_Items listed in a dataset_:

- - - -

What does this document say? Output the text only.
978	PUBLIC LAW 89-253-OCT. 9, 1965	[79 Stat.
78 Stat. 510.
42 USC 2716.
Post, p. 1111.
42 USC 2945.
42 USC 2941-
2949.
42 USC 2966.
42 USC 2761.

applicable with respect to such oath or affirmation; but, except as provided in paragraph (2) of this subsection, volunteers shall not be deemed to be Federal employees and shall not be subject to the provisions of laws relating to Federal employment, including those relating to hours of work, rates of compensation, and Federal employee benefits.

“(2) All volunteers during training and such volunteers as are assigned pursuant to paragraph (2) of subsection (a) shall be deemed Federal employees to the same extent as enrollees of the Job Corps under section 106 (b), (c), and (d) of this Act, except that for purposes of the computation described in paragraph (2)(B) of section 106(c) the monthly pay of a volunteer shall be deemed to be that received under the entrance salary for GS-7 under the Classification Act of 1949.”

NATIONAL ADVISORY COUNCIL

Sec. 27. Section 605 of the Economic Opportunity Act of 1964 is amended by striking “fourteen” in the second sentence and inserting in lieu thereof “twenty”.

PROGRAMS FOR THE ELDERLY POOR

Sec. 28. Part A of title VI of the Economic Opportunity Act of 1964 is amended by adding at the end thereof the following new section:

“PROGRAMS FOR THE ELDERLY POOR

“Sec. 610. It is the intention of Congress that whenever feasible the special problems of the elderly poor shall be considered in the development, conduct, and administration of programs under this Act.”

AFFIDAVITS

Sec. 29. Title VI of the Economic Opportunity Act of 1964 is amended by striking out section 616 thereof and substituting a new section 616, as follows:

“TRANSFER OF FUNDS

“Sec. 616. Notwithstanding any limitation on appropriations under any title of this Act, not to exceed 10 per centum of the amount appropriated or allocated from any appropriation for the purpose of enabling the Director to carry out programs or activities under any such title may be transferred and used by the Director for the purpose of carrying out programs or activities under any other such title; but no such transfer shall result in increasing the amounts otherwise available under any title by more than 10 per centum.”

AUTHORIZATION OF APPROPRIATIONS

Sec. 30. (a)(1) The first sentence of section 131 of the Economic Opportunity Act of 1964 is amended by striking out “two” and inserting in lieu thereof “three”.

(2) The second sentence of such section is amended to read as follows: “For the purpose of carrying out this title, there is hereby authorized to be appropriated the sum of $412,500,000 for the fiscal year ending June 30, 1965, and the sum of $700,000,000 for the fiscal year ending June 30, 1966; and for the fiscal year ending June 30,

- - - -

Make an exact copy of the material above.

What does this document say? Output the text only.
978	PUBLIC LAW 89-253-OCT. 9, 1965	[79 Stat.
78 Stat. 510.
42 USC 2716.
Post, p. 1111.
42 USC 2945.
42 USC 2941-
2949.
42 USC 2966.
42 USC 2761.

applicable with respect to such oath or affirmation; but, except as provided in paragraph (2) of this subsection, volunteers shall not be deemed to be Federal employees and shall not be subject to the provisions of laws relating to Federal employment, including those relating to hours of work, rates of compensation, and Federal employee benefits.

“(2) All volunteers during training and such volunteers as are assigned pursuant to paragraph (2) of subsection (a) shall be deemed Federal employees to the same extent as enrollees of the Job Corps under section 106 (b), (c), and (d) of this Act, except that for purposes of the computation described in paragraph (2)(B) of section 106(c) the monthly pay of a volunteer shall be deemed to be that received under the entrance salary for GS-7 under the Classification Act of 1949.”

NATIONAL ADVISORY COUNCIL

Sec. 27. Section 605 of the Economic Opportunity Act of 1964 is amended by striking “fourteen” in the second sentence and inserting in lieu thereof “twenty”.

PROGRAMS FOR THE ELDERLY POOR

Sec. 28. Part A of title VI of the Economic Opportunity Act of 1964 is amended by adding at the end thereof the following new section:

“PROGRAMS FOR THE ELDERLY POOR

“Sec. 610. It is the intention of Congress that whenever feasible the special problems of the elderly poor shall be considered in the development, conduct, and administration of programs under this Act.”

AFFIDAVITS

Sec. 29. Title VI of the Economic Opportunity Act of 1964 is amended by striking out section 616 thereof and substituting a new section 616, as follows:

“TRANSFER OF FUNDS

“Sec. 616. Notwithstanding any limitation on appropriations under any title of this Act, not to exceed 10 per centum of the amount appropriated or allocated from any appropriation for the purpose of enabling the Director to carry out programs or activities under any such title may be transferred and used by the Director for the purpose of carrying out programs or activities under any other such title; but no such transfer shall result in increasing the amounts otherwise available under any title by more than 10 per centum.”

AUTHORIZATION OF APPROPRIATIONS

Sec. 30. (a)(1) The first sentence of section 131 of the Economic Opportunity Act of 1964 is amended by striking out “two” and inserting in lieu thereof “three”.

(2) The second sentence of such section is amended to read as follows: “For the purpose of carrying out this title, there is hereby authorized to be appropriated the sum of $412,500,000 for the fiscal year ending June 30, 1965, and the sum of $700,000,000 for the fiscal year ending June 30, 1966; and for the fiscal year ending June 30,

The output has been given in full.